**Work to be completed:** Please reproduce every one of the following items line for line, without changing anything.
※
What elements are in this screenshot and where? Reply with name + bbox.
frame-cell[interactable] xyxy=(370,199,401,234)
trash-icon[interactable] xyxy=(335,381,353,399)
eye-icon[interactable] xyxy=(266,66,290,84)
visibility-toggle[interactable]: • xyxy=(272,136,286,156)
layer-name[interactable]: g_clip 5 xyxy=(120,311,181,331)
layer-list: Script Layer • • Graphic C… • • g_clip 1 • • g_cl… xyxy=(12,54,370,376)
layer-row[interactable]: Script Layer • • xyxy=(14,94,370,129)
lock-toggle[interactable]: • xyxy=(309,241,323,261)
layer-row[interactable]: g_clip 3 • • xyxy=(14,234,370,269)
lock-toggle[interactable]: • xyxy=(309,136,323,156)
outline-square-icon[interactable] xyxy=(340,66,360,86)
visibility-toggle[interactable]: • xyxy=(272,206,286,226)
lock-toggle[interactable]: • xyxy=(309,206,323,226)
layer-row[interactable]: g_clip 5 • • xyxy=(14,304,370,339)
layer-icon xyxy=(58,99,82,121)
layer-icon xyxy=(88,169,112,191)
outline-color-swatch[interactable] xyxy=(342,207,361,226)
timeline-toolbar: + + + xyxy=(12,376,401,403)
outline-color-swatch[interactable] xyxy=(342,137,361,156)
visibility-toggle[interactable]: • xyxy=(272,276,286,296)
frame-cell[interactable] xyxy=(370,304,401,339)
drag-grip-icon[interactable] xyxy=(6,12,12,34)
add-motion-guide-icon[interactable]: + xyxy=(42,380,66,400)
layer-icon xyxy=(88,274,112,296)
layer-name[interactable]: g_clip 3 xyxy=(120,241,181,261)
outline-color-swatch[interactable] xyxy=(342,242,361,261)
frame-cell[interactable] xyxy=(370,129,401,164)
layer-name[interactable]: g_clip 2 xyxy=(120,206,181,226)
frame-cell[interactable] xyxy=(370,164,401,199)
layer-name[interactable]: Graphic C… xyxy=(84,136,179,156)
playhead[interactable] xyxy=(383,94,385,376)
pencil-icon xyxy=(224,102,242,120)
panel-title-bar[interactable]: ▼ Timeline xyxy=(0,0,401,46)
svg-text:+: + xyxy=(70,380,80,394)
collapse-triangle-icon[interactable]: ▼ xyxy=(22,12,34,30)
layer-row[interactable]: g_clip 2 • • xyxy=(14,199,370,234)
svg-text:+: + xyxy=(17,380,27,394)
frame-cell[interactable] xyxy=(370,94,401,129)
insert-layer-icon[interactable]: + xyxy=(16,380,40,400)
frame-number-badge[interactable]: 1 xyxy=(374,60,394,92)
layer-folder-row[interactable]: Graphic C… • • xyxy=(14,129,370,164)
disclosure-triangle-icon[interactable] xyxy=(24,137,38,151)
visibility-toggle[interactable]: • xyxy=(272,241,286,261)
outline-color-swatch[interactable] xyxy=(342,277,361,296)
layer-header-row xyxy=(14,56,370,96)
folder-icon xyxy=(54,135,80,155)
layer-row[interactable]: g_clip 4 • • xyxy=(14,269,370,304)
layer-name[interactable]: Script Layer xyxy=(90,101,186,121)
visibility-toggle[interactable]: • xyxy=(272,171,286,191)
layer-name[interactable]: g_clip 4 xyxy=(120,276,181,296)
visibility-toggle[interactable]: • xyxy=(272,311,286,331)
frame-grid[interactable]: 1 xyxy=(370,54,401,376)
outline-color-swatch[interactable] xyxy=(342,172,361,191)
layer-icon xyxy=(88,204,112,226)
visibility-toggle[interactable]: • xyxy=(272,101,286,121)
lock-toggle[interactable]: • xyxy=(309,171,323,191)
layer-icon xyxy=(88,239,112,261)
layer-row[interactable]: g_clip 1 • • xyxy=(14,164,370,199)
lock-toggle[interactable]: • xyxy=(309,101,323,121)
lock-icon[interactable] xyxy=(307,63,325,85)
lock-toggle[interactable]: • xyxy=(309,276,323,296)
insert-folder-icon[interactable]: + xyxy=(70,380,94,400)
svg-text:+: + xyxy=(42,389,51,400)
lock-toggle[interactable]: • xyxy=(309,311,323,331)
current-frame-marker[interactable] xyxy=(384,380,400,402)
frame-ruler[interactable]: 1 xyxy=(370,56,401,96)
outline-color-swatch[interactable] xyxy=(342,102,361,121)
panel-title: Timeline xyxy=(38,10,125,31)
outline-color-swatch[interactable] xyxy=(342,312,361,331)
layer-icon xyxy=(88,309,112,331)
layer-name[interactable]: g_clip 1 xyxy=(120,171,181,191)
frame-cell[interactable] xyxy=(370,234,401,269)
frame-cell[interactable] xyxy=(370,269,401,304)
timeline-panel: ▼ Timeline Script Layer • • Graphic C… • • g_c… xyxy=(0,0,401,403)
※
**Complete answer:**
What elements are in this screenshot and where? Reply with name + bbox.
frame-cell[interactable] xyxy=(370,199,401,234)
trash-icon[interactable] xyxy=(335,381,353,399)
eye-icon[interactable] xyxy=(266,66,290,84)
visibility-toggle[interactable]: • xyxy=(272,136,286,156)
layer-name[interactable]: g_clip 5 xyxy=(120,311,181,331)
layer-list: Script Layer • • Graphic C… • • g_clip 1 • • g_cl… xyxy=(12,54,370,376)
layer-row[interactable]: Script Layer • • xyxy=(14,94,370,129)
lock-toggle[interactable]: • xyxy=(309,241,323,261)
layer-row[interactable]: g_clip 3 • • xyxy=(14,234,370,269)
lock-toggle[interactable]: • xyxy=(309,136,323,156)
outline-square-icon[interactable] xyxy=(340,66,360,86)
visibility-toggle[interactable]: • xyxy=(272,206,286,226)
lock-toggle[interactable]: • xyxy=(309,206,323,226)
layer-row[interactable]: g_clip 5 • • xyxy=(14,304,370,339)
layer-icon xyxy=(58,99,82,121)
layer-icon xyxy=(88,169,112,191)
outline-color-swatch[interactable] xyxy=(342,207,361,226)
timeline-toolbar: + + + xyxy=(12,376,401,403)
outline-color-swatch[interactable] xyxy=(342,137,361,156)
visibility-toggle[interactable]: • xyxy=(272,276,286,296)
frame-cell[interactable] xyxy=(370,304,401,339)
drag-grip-icon[interactable] xyxy=(6,12,12,34)
add-motion-guide-icon[interactable]: + xyxy=(42,380,66,400)
layer-icon xyxy=(88,274,112,296)
layer-name[interactable]: g_clip 3 xyxy=(120,241,181,261)
outline-color-swatch[interactable] xyxy=(342,242,361,261)
frame-cell[interactable] xyxy=(370,129,401,164)
layer-name[interactable]: g_clip 2 xyxy=(120,206,181,226)
frame-cell[interactable] xyxy=(370,164,401,199)
layer-name[interactable]: Graphic C… xyxy=(84,136,179,156)
playhead[interactable] xyxy=(383,94,385,376)
pencil-icon xyxy=(224,102,242,120)
panel-title-bar[interactable]: ▼ Timeline xyxy=(0,0,401,46)
svg-text:+: + xyxy=(70,380,80,394)
collapse-triangle-icon[interactable]: ▼ xyxy=(22,12,34,30)
layer-row[interactable]: g_clip 2 • • xyxy=(14,199,370,234)
svg-text:+: + xyxy=(17,380,27,394)
frame-cell[interactable] xyxy=(370,94,401,129)
insert-layer-icon[interactable]: + xyxy=(16,380,40,400)
frame-number-badge[interactable]: 1 xyxy=(374,60,394,92)
layer-folder-row[interactable]: Graphic C… • • xyxy=(14,129,370,164)
disclosure-triangle-icon[interactable] xyxy=(24,137,38,151)
visibility-toggle[interactable]: • xyxy=(272,241,286,261)
outline-color-swatch[interactable] xyxy=(342,277,361,296)
layer-header-row xyxy=(14,56,370,96)
folder-icon xyxy=(54,135,80,155)
layer-row[interactable]: g_clip 4 • • xyxy=(14,269,370,304)
layer-name[interactable]: Script Layer xyxy=(90,101,186,121)
visibility-toggle[interactable]: • xyxy=(272,171,286,191)
layer-name[interactable]: g_clip 4 xyxy=(120,276,181,296)
visibility-toggle[interactable]: • xyxy=(272,311,286,331)
frame-grid[interactable]: 1 xyxy=(370,54,401,376)
outline-color-swatch[interactable] xyxy=(342,172,361,191)
layer-icon xyxy=(88,204,112,226)
visibility-toggle[interactable]: • xyxy=(272,101,286,121)
lock-toggle[interactable]: • xyxy=(309,171,323,191)
layer-icon xyxy=(88,239,112,261)
layer-row[interactable]: g_clip 1 • • xyxy=(14,164,370,199)
lock-toggle[interactable]: • xyxy=(309,101,323,121)
lock-icon[interactable] xyxy=(307,63,325,85)
lock-toggle[interactable]: • xyxy=(309,276,323,296)
insert-folder-icon[interactable]: + xyxy=(70,380,94,400)
svg-text:+: + xyxy=(42,389,51,400)
lock-toggle[interactable]: • xyxy=(309,311,323,331)
current-frame-marker[interactable] xyxy=(384,380,400,402)
frame-ruler[interactable]: 1 xyxy=(370,56,401,96)
outline-color-swatch[interactable] xyxy=(342,102,361,121)
panel-title: Timeline xyxy=(38,10,125,31)
outline-color-swatch[interactable] xyxy=(342,312,361,331)
layer-icon xyxy=(88,309,112,331)
layer-name[interactable]: g_clip 1 xyxy=(120,171,181,191)
frame-cell[interactable] xyxy=(370,234,401,269)
frame-cell[interactable] xyxy=(370,269,401,304)
timeline-panel: ▼ Timeline Script Layer • • Graphic C… • • g_c… xyxy=(0,0,401,403)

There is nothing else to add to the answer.